# Task objective
Wherever a line in the data below holds "Телеэкран", copy that line.

# Data rows
--- Begin ---
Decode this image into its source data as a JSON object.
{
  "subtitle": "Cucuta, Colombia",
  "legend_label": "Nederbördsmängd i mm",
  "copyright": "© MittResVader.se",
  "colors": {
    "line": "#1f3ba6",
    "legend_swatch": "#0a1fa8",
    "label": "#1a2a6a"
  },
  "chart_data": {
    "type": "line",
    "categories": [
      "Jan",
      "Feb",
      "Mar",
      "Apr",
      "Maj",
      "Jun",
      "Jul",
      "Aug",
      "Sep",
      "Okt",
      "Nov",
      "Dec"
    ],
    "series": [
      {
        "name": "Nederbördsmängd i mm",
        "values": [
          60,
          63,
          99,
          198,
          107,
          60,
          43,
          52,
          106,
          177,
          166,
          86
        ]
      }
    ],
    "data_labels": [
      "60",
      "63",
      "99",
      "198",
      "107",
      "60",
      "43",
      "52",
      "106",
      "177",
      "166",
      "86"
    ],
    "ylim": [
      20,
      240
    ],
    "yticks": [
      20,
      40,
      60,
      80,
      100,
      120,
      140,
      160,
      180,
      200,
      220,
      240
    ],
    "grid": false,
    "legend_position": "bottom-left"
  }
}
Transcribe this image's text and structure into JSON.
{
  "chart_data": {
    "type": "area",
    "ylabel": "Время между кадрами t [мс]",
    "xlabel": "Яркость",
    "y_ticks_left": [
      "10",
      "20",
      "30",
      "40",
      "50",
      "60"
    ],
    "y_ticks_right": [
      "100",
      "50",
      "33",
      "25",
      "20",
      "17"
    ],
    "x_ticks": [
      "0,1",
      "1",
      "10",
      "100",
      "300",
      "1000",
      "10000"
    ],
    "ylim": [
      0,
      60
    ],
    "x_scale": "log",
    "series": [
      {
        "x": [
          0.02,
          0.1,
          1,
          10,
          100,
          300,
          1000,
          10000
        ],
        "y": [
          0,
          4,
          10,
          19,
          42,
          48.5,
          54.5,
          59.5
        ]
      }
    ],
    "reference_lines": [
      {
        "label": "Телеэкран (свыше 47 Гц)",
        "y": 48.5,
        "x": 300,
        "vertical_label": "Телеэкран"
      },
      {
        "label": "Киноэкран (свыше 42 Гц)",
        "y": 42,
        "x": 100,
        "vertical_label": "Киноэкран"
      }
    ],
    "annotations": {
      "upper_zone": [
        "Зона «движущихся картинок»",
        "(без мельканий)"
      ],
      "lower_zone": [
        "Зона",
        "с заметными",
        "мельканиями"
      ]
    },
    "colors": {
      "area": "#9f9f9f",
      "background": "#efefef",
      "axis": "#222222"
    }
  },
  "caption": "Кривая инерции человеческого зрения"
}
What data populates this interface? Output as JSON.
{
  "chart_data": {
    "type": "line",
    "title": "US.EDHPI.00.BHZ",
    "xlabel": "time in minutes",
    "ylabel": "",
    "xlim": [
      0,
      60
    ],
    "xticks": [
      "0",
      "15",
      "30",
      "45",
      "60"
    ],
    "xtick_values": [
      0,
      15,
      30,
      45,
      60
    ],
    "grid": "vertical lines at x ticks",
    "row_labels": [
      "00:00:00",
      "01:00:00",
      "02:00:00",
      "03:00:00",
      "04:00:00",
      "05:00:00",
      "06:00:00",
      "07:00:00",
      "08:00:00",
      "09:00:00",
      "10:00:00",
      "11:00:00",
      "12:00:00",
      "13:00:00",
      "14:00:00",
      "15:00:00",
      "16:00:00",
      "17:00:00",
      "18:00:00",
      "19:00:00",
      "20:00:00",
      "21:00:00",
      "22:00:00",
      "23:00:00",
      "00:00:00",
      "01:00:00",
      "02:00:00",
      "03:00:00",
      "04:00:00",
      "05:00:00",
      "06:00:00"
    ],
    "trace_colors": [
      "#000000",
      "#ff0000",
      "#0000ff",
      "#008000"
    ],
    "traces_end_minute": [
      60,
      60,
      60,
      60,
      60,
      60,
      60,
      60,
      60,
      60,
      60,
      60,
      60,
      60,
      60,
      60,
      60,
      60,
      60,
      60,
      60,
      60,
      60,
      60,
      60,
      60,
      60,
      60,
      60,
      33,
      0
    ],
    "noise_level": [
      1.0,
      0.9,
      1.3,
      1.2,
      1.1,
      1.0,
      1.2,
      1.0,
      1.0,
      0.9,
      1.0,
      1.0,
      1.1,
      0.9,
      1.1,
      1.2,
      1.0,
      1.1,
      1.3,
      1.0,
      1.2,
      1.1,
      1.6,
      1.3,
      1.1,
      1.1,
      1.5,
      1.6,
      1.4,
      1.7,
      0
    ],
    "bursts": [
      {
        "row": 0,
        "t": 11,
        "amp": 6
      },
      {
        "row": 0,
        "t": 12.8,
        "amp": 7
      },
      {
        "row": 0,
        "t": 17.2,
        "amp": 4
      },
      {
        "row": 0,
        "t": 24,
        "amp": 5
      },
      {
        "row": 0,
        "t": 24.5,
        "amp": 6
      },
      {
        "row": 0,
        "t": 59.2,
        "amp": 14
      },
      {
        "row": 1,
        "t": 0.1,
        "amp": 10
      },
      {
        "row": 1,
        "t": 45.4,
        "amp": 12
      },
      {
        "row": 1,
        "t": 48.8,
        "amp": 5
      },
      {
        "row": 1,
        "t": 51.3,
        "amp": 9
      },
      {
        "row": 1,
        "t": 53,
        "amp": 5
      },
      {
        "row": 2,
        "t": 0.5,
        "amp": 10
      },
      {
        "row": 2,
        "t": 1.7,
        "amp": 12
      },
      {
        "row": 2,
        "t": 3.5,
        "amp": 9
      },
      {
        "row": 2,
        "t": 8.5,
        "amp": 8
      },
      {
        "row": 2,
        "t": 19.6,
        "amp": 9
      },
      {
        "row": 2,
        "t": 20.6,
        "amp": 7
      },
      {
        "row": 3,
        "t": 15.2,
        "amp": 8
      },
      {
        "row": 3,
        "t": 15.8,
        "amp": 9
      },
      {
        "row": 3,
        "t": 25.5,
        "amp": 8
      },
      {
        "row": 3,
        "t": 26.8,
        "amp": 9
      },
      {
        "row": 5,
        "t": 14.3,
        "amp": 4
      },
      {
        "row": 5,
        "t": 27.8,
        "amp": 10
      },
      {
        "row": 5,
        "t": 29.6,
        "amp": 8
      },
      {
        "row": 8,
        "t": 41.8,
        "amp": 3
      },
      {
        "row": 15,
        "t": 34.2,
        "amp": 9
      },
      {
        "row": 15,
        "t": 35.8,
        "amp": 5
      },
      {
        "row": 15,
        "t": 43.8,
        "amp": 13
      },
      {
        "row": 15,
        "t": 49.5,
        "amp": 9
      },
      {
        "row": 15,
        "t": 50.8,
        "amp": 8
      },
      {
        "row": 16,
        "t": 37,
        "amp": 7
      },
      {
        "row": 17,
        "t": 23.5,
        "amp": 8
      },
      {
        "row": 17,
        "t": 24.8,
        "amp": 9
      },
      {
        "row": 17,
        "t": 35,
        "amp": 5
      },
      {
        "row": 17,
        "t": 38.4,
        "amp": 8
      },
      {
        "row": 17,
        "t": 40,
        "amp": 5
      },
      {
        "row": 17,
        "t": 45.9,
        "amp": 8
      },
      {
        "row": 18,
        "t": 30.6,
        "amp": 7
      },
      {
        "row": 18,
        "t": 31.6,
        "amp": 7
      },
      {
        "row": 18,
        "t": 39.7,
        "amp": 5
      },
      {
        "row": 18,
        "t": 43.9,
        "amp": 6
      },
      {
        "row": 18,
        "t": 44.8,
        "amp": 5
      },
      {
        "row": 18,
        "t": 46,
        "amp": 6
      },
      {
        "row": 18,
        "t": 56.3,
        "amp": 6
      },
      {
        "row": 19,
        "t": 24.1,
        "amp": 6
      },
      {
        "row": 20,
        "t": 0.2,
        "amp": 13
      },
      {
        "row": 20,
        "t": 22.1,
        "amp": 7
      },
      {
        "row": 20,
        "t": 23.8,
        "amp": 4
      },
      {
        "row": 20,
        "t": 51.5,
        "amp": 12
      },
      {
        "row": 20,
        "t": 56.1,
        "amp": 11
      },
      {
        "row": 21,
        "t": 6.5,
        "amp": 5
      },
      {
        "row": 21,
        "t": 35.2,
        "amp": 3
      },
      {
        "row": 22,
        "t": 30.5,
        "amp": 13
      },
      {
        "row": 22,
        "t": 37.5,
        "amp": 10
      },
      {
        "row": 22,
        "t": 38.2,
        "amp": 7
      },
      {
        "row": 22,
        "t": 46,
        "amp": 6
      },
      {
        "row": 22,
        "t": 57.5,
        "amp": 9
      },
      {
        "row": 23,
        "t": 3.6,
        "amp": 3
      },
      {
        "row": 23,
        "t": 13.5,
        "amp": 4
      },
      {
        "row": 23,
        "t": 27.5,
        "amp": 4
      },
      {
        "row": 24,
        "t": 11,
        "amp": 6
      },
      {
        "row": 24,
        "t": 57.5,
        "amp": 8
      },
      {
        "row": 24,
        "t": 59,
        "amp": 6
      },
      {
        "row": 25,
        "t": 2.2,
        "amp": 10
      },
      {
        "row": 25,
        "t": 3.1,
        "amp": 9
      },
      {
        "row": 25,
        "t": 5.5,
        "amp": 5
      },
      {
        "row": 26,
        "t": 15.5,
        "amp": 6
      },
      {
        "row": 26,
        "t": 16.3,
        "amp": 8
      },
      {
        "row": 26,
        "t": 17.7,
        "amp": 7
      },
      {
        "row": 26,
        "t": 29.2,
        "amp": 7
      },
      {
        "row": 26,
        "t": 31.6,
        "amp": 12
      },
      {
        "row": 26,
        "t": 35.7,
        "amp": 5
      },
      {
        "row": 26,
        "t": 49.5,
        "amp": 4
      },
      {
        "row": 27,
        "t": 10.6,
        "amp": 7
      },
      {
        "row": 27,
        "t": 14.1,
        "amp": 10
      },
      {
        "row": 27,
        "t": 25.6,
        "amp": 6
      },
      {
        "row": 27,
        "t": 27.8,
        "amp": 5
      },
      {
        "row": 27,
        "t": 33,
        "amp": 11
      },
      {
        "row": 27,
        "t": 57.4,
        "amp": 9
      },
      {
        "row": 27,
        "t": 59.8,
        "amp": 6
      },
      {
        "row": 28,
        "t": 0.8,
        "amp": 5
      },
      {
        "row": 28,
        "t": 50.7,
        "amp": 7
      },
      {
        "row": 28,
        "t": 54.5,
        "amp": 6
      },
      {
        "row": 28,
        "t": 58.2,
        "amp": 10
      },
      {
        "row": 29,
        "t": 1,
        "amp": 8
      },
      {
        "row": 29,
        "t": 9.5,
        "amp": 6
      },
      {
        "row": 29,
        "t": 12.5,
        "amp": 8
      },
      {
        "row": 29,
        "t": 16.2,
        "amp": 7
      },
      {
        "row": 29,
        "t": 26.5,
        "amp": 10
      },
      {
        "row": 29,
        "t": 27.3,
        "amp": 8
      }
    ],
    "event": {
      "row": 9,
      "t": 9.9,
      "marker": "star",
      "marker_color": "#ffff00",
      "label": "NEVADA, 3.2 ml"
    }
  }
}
--- End ---
# Result of the task
        "label": "Телеэкран (свыше 47 Гц)",
        "vertical_label": "Телеэкран"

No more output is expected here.